* [INSTRUCTIONS FOR THE TASK]:
Copy out each line of the data holding "面对改变".

________________________________________

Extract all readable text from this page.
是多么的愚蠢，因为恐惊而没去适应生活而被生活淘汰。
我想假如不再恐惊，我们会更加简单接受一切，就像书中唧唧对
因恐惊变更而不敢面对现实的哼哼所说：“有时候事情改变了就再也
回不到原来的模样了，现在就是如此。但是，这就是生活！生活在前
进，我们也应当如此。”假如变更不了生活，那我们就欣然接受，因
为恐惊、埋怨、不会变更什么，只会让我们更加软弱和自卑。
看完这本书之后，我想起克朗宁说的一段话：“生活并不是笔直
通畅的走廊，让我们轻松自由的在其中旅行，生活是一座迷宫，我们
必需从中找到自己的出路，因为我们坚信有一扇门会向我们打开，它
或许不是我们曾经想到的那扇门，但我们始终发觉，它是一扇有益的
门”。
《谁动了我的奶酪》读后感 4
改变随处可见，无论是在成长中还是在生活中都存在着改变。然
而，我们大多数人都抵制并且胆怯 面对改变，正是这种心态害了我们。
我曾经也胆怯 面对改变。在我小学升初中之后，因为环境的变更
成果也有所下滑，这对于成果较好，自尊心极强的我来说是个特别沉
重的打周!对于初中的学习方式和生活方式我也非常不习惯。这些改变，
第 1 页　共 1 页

________________________________________

* [OUTPUT BELOW]:
而，我们大多数人都抵制并且胆怯 面对改变，正是这种心态害了我们。
我曾经也胆怯 面对改变。在我小学升初中之后，因为环境的变更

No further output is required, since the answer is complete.